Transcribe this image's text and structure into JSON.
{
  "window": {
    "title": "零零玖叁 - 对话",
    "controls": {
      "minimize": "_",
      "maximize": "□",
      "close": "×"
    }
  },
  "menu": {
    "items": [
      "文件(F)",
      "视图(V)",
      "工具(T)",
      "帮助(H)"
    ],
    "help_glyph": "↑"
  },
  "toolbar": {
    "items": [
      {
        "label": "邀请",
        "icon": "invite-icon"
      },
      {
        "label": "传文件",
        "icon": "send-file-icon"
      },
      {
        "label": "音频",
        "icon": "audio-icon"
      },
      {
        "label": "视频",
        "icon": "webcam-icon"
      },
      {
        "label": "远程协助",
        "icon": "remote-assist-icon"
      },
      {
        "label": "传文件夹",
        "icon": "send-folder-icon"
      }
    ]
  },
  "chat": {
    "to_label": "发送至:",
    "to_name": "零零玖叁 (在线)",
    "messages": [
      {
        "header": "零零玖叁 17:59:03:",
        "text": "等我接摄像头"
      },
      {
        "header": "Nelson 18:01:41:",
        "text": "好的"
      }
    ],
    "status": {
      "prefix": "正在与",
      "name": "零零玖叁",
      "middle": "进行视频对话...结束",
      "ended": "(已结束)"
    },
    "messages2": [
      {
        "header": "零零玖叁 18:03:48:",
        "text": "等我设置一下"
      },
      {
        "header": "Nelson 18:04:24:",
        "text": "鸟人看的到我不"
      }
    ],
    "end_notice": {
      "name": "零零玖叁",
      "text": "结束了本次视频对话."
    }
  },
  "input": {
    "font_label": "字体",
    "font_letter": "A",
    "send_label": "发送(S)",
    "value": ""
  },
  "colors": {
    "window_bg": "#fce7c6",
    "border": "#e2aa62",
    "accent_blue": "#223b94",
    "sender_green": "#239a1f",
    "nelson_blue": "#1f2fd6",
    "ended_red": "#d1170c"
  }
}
- - - - - - -
- PROBLEM REQUIREMENTS
The records above should all be quoted exactly, please.

- RESPONSE TO THIS EXERCISE
Transcribe this image's text and structure into JSON.
{
  "window": {
    "title": "零零玖叁 - 对话",
    "controls": {
      "minimize": "_",
      "maximize": "□",
      "close": "×"
    }
  },
  "menu": {
    "items": [
      "文件(F)",
      "视图(V)",
      "工具(T)",
      "帮助(H)"
    ],
    "help_glyph": "↑"
  },
  "toolbar": {
    "items": [
      {
        "label": "邀请",
        "icon": "invite-icon"
      },
      {
        "label": "传文件",
        "icon": "send-file-icon"
      },
      {
        "label": "音频",
        "icon": "audio-icon"
      },
      {
        "label": "视频",
        "icon": "webcam-icon"
      },
      {
        "label": "远程协助",
        "icon": "remote-assist-icon"
      },
      {
        "label": "传文件夹",
        "icon": "send-folder-icon"
      }
    ]
  },
  "chat": {
    "to_label": "发送至:",
    "to_name": "零零玖叁 (在线)",
    "messages": [
      {
        "header": "零零玖叁 17:59:03:",
        "text": "等我接摄像头"
      },
      {
        "header": "Nelson 18:01:41:",
        "text": "好的"
      }
    ],
    "status": {
      "prefix": "正在与",
      "name": "零零玖叁",
      "middle": "进行视频对话...结束",
      "ended": "(已结束)"
    },
    "messages2": [
      {
        "header": "零零玖叁 18:03:48:",
        "text": "等我设置一下"
      },
      {
        "header": "Nelson 18:04:24:",
        "text": "鸟人看的到我不"
      }
    ],
    "end_notice": {
      "name": "零零玖叁",
      "text": "结束了本次视频对话."
    }
  },
  "input": {
    "font_label": "字体",
    "font_letter": "A",
    "send_label": "发送(S)",
    "value": ""
  },
  "colors": {
    "window_bg": "#fce7c6",
    "border": "#e2aa62",
    "accent_blue": "#223b94",
    "sender_green": "#239a1f",
    "nelson_blue": "#1f2fd6",
    "ended_red": "#d1170c"
  }
}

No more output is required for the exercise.